** Start Material provided **

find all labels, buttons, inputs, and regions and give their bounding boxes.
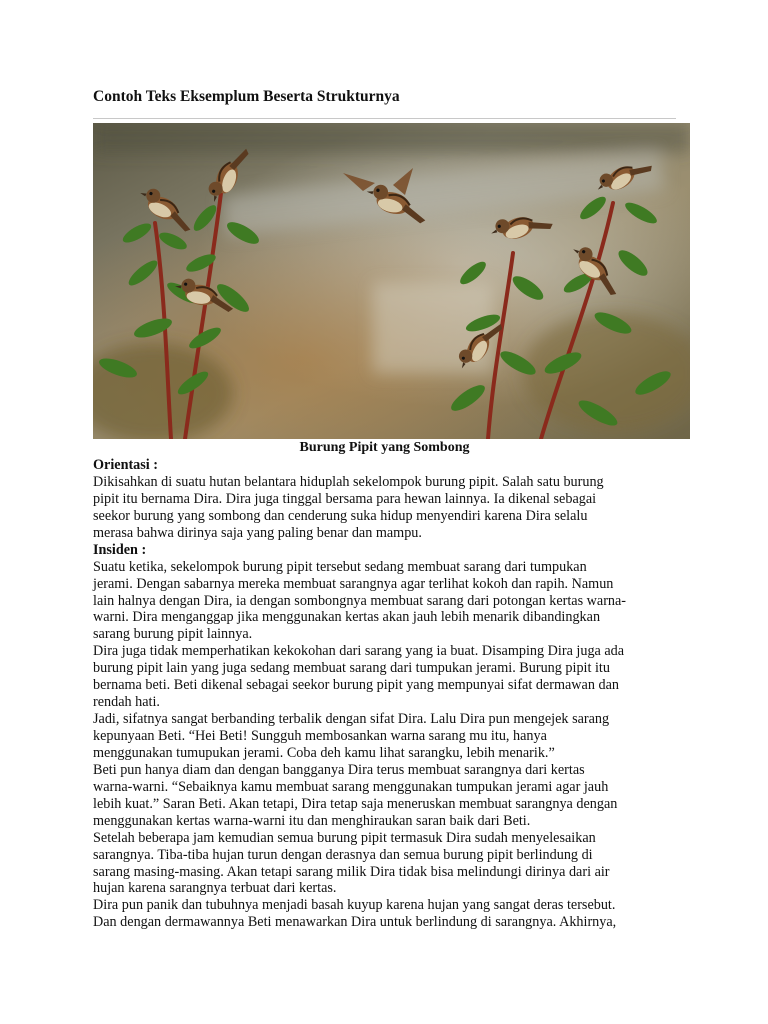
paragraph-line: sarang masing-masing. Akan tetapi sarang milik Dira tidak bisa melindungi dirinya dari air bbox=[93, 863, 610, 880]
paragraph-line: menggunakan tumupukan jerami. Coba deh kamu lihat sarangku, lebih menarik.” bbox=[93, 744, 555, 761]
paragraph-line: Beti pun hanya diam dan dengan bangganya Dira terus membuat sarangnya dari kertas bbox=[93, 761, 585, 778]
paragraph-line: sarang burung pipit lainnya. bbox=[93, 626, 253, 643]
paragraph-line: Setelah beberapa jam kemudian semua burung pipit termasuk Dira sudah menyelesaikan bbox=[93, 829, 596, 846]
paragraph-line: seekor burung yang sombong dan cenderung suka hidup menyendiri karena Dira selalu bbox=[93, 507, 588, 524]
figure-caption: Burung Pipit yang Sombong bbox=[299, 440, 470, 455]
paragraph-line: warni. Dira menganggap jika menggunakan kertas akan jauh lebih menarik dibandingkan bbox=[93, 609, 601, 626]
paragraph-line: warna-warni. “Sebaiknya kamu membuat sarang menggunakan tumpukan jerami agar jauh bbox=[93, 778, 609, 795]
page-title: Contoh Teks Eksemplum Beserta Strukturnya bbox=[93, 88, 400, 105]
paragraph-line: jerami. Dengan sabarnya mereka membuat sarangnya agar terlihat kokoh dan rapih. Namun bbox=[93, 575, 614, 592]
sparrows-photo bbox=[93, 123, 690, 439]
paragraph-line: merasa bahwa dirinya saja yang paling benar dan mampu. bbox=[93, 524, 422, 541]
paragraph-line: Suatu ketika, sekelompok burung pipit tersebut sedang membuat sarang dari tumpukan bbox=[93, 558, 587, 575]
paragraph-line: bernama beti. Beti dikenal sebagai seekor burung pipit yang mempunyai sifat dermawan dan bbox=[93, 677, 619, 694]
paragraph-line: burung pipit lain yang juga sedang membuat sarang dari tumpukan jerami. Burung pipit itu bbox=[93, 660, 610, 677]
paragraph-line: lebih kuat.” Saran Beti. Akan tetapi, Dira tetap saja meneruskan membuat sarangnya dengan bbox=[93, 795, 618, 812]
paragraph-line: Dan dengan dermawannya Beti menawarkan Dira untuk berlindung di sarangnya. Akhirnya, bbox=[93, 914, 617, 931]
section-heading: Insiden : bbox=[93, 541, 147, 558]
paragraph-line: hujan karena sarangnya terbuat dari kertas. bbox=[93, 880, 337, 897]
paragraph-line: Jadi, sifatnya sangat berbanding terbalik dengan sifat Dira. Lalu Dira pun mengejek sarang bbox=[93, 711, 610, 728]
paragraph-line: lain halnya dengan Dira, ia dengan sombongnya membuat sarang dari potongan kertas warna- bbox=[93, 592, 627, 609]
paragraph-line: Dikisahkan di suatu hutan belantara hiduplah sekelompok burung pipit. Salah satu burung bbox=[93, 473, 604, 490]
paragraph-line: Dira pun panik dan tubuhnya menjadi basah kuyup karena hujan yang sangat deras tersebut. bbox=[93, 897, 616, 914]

** End Material provided **

Challenge → Convert every line of the entries above into a Markdown table with the columns Row and Line, numbering each row and skipping any blank lines. Omit the pictures from the table.

Exercise solution →
| Row | Line |
|---|---|
| 1 | find all labels, buttons, inputs, and regions and give their bounding boxes. |
| 2 | paragraph-line: sarang masing-masing. Akan tetapi sarang milik Dira tidak bisa melindungi dirinya dari air bbox=[93, 863, 610, 880] |
| 3 | paragraph-line: menggunakan tumupukan jerami. Coba deh kamu lihat sarangku, lebih menarik.” bbox=[93, 744, 555, 761] |
| 4 | paragraph-line: Beti pun hanya diam dan dengan bangganya Dira terus membuat sarangnya dari kertas bbox=[93, 761, 585, 778] |
| 5 | paragraph-line: sarang burung pipit lainnya. bbox=[93, 626, 253, 643] |
| 6 | paragraph-line: Setelah beberapa jam kemudian semua burung pipit termasuk Dira sudah menyelesaikan bbox=[93, 829, 596, 846] |
| 7 | paragraph-line: seekor burung yang sombong dan cenderung suka hidup menyendiri karena Dira selalu bbox=[93, 507, 588, 524] |
| 8 | figure-caption: Burung Pipit yang Sombong bbox=[299, 440, 470, 455] |
| 9 | paragraph-line: warni. Dira menganggap jika menggunakan kertas akan jauh lebih menarik dibandingkan bbox=[93, 609, 601, 626] |
| 10 | paragraph-line: warna-warni. “Sebaiknya kamu membuat sarang menggunakan tumpukan jerami agar jauh bbox=[93, 778, 609, 795] |
| 11 | page-title: Contoh Teks Eksemplum Beserta Strukturnya bbox=[93, 88, 400, 105] |
| 12 | paragraph-line: jerami. Dengan sabarnya mereka membuat sarangnya agar terlihat kokoh dan rapih. Namun bbox=[93, 575, 614, 592] |
| 13 | sparrows-photo bbox=[93, 123, 690, 439] |
| 14 | paragraph-line: merasa bahwa dirinya saja yang paling benar dan mampu. bbox=[93, 524, 422, 541] |
| 15 | paragraph-line: Suatu ketika, sekelompok burung pipit tersebut sedang membuat sarang dari tumpukan bbox=[93, 558, 587, 575] |
| 16 | paragraph-line: bernama beti. Beti dikenal sebagai seekor burung pipit yang mempunyai sifat dermawan dan bbox=[93, 677, 619, 694] |
| 17 | paragraph-line: burung pipit lain yang juga sedang membuat sarang dari tumpukan jerami. Burung pipit itu bbox=[93, 660, 610, 677] |
| 18 | paragraph-line: lebih kuat.” Saran Beti. Akan tetapi, Dira tetap saja meneruskan membuat sarangnya dengan bbox=[93, 795, 618, 812] |
| 19 | paragraph-line: Dan dengan dermawannya Beti menawarkan Dira untuk berlindung di sarangnya. Akhirnya, bbox=[93, 914, 617, 931] |
| 20 | section-heading: Insiden : bbox=[93, 541, 147, 558] |
| 21 | paragraph-line: hujan karena sarangnya terbuat dari kertas. bbox=[93, 880, 337, 897] |
| 22 | paragraph-line: Jadi, sifatnya sangat berbanding terbalik dengan sifat Dira. Lalu Dira pun mengejek sarang bbox=[93, 711, 610, 728] |
| 23 | paragraph-line: lain halnya dengan Dira, ia dengan sombongnya membuat sarang dari potongan kertas warna- bbox=[93, 592, 627, 609] |
| 24 | paragraph-line: Dikisahkan di suatu hutan belantara hiduplah sekelompok burung pipit. Salah satu burung bbox=[93, 473, 604, 490] |
| 25 | paragraph-line: Dira pun panik dan tubuhnya menjadi basah kuyup karena hujan yang sangat deras tersebut. bbox=[93, 897, 616, 914] |